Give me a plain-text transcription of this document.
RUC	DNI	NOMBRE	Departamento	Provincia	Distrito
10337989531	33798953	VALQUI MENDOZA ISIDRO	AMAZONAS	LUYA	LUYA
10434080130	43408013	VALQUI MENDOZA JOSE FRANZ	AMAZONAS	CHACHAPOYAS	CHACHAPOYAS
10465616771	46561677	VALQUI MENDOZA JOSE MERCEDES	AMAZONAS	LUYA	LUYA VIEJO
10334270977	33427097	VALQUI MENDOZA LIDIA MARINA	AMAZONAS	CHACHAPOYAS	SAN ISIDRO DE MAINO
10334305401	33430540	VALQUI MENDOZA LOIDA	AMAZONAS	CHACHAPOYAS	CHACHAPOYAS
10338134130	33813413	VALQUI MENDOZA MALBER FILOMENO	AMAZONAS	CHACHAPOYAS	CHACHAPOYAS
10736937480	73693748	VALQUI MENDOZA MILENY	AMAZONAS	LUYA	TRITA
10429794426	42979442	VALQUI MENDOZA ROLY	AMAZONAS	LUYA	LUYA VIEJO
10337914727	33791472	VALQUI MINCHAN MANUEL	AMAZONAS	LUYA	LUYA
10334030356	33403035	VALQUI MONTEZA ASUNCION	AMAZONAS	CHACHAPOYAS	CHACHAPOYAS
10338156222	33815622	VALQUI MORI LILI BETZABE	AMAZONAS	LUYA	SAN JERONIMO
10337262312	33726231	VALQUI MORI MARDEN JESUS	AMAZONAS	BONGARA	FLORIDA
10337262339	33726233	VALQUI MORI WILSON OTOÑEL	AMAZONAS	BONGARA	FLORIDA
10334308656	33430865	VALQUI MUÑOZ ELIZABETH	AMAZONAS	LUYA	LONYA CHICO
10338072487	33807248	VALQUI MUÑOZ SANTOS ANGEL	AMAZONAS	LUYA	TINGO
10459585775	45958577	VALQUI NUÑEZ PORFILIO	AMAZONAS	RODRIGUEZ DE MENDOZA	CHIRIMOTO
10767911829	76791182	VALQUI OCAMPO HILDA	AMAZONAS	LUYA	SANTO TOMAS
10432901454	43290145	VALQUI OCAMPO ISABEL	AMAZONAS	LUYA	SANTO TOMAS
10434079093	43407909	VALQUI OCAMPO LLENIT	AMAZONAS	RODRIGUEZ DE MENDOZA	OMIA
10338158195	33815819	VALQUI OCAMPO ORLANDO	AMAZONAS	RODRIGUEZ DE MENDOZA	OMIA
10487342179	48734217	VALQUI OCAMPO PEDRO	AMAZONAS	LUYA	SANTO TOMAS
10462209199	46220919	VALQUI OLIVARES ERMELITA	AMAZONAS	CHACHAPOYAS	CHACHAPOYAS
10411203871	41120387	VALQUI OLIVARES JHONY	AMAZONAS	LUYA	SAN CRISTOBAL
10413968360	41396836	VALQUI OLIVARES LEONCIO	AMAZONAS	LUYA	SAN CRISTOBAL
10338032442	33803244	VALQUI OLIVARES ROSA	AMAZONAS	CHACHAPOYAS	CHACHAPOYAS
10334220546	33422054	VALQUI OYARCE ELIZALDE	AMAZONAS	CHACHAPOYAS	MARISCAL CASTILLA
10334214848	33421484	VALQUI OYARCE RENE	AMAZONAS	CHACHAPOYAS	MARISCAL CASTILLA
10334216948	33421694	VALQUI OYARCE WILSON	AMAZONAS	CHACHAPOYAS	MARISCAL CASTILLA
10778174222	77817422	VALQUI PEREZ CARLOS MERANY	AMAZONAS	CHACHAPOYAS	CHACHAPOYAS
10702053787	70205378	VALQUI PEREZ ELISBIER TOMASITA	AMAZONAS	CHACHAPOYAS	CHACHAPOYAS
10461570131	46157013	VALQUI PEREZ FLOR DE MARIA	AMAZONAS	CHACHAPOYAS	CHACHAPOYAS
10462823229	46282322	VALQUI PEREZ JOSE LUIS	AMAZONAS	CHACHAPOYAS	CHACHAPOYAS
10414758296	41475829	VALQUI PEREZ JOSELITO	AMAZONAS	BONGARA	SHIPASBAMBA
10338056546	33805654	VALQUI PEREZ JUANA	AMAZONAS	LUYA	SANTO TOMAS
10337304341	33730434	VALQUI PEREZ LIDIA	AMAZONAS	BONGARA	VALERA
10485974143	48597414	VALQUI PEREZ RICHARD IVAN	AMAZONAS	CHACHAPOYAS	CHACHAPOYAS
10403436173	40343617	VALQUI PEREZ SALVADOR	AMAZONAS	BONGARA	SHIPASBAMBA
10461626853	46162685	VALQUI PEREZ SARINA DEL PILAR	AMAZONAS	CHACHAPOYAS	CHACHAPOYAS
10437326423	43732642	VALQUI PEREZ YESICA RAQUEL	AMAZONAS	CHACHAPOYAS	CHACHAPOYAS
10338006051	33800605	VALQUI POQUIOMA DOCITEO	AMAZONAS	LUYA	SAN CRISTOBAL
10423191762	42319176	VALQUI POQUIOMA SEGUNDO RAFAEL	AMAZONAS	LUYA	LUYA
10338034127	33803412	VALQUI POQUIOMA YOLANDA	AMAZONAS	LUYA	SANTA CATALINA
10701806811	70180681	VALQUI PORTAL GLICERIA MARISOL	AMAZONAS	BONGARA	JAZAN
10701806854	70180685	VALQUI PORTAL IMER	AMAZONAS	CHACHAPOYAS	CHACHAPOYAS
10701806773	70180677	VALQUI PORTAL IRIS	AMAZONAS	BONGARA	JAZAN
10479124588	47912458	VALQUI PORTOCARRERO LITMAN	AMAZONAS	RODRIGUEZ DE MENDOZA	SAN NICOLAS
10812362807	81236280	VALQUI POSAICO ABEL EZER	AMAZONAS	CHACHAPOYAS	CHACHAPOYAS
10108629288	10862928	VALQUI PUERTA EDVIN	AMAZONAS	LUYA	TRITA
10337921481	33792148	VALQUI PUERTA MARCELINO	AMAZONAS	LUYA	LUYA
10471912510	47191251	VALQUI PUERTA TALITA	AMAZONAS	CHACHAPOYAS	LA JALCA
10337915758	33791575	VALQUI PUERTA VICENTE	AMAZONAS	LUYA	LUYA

▬▬▬

Copy out each record exactly as given, omitting none.

Give me a plain-text transcription of this document.
RUC	DNI	NOMBRE	Departamento	Provincia	Distrito
10337989531	33798953	VALQUI MENDOZA ISIDRO	AMAZONAS	LUYA	LUYA
10434080130	43408013	VALQUI MENDOZA JOSE FRANZ	AMAZONAS	CHACHAPOYAS	CHACHAPOYAS
10465616771	46561677	VALQUI MENDOZA JOSE MERCEDES	AMAZONAS	LUYA	LUYA VIEJO
10334270977	33427097	VALQUI MENDOZA LIDIA MARINA	AMAZONAS	CHACHAPOYAS	SAN ISIDRO DE MAINO
10334305401	33430540	VALQUI MENDOZA LOIDA	AMAZONAS	CHACHAPOYAS	CHACHAPOYAS
10338134130	33813413	VALQUI MENDOZA MALBER FILOMENO	AMAZONAS	CHACHAPOYAS	CHACHAPOYAS
10736937480	73693748	VALQUI MENDOZA MILENY	AMAZONAS	LUYA	TRITA
10429794426	42979442	VALQUI MENDOZA ROLY	AMAZONAS	LUYA	LUYA VIEJO
10337914727	33791472	VALQUI MINCHAN MANUEL	AMAZONAS	LUYA	LUYA
10334030356	33403035	VALQUI MONTEZA ASUNCION	AMAZONAS	CHACHAPOYAS	CHACHAPOYAS
10338156222	33815622	VALQUI MORI LILI BETZABE	AMAZONAS	LUYA	SAN JERONIMO
10337262312	33726231	VALQUI MORI MARDEN JESUS	AMAZONAS	BONGARA	FLORIDA
10337262339	33726233	VALQUI MORI WILSON OTOÑEL	AMAZONAS	BONGARA	FLORIDA
10334308656	33430865	VALQUI MUÑOZ ELIZABETH	AMAZONAS	LUYA	LONYA CHICO
10338072487	33807248	VALQUI MUÑOZ SANTOS ANGEL	AMAZONAS	LUYA	TINGO
10459585775	45958577	VALQUI NUÑEZ PORFILIO	AMAZONAS	RODRIGUEZ DE MENDOZA	CHIRIMOTO
10767911829	76791182	VALQUI OCAMPO HILDA	AMAZONAS	LUYA	SANTO TOMAS
10432901454	43290145	VALQUI OCAMPO ISABEL	AMAZONAS	LUYA	SANTO TOMAS
10434079093	43407909	VALQUI OCAMPO LLENIT	AMAZONAS	RODRIGUEZ DE MENDOZA	OMIA
10338158195	33815819	VALQUI OCAMPO ORLANDO	AMAZONAS	RODRIGUEZ DE MENDOZA	OMIA
10487342179	48734217	VALQUI OCAMPO PEDRO	AMAZONAS	LUYA	SANTO TOMAS
10462209199	46220919	VALQUI OLIVARES ERMELITA	AMAZONAS	CHACHAPOYAS	CHACHAPOYAS
10411203871	41120387	VALQUI OLIVARES JHONY	AMAZONAS	LUYA	SAN CRISTOBAL
10413968360	41396836	VALQUI OLIVARES LEONCIO	AMAZONAS	LUYA	SAN CRISTOBAL
10338032442	33803244	VALQUI OLIVARES ROSA	AMAZONAS	CHACHAPOYAS	CHACHAPOYAS
10334220546	33422054	VALQUI OYARCE ELIZALDE	AMAZONAS	CHACHAPOYAS	MARISCAL CASTILLA
10334214848	33421484	VALQUI OYARCE RENE	AMAZONAS	CHACHAPOYAS	MARISCAL CASTILLA
10334216948	33421694	VALQUI OYARCE WILSON	AMAZONAS	CHACHAPOYAS	MARISCAL CASTILLA
10778174222	77817422	VALQUI PEREZ CARLOS MERANY	AMAZONAS	CHACHAPOYAS	CHACHAPOYAS
10702053787	70205378	VALQUI PEREZ ELISBIER TOMASITA	AMAZONAS	CHACHAPOYAS	CHACHAPOYAS
10461570131	46157013	VALQUI PEREZ FLOR DE MARIA	AMAZONAS	CHACHAPOYAS	CHACHAPOYAS
10462823229	46282322	VALQUI PEREZ JOSE LUIS	AMAZONAS	CHACHAPOYAS	CHACHAPOYAS
10414758296	41475829	VALQUI PEREZ JOSELITO	AMAZONAS	BONGARA	SHIPASBAMBA
10338056546	33805654	VALQUI PEREZ JUANA	AMAZONAS	LUYA	SANTO TOMAS
10337304341	33730434	VALQUI PEREZ LIDIA	AMAZONAS	BONGARA	VALERA
10485974143	48597414	VALQUI PEREZ RICHARD IVAN	AMAZONAS	CHACHAPOYAS	CHACHAPOYAS
10403436173	40343617	VALQUI PEREZ SALVADOR	AMAZONAS	BONGARA	SHIPASBAMBA
10461626853	46162685	VALQUI PEREZ SARINA DEL PILAR	AMAZONAS	CHACHAPOYAS	CHACHAPOYAS
10437326423	43732642	VALQUI PEREZ YESICA RAQUEL	AMAZONAS	CHACHAPOYAS	CHACHAPOYAS
10338006051	33800605	VALQUI POQUIOMA DOCITEO	AMAZONAS	LUYA	SAN CRISTOBAL
10423191762	42319176	VALQUI POQUIOMA SEGUNDO RAFAEL	AMAZONAS	LUYA	LUYA
10338034127	33803412	VALQUI POQUIOMA YOLANDA	AMAZONAS	LUYA	SANTA CATALINA
10701806811	70180681	VALQUI PORTAL GLICERIA MARISOL	AMAZONAS	BONGARA	JAZAN
10701806854	70180685	VALQUI PORTAL IMER	AMAZONAS	CHACHAPOYAS	CHACHAPOYAS
10701806773	70180677	VALQUI PORTAL IRIS	AMAZONAS	BONGARA	JAZAN
10479124588	47912458	VALQUI PORTOCARRERO LITMAN	AMAZONAS	RODRIGUEZ DE MENDOZA	SAN NICOLAS
10812362807	81236280	VALQUI POSAICO ABEL EZER	AMAZONAS	CHACHAPOYAS	CHACHAPOYAS
10108629288	10862928	VALQUI PUERTA EDVIN	AMAZONAS	LUYA	TRITA
10337921481	33792148	VALQUI PUERTA MARCELINO	AMAZONAS	LUYA	LUYA
10471912510	47191251	VALQUI PUERTA TALITA	AMAZONAS	CHACHAPOYAS	LA JALCA
10337915758	33791575	VALQUI PUERTA VICENTE	AMAZONAS	LUYA	LUYA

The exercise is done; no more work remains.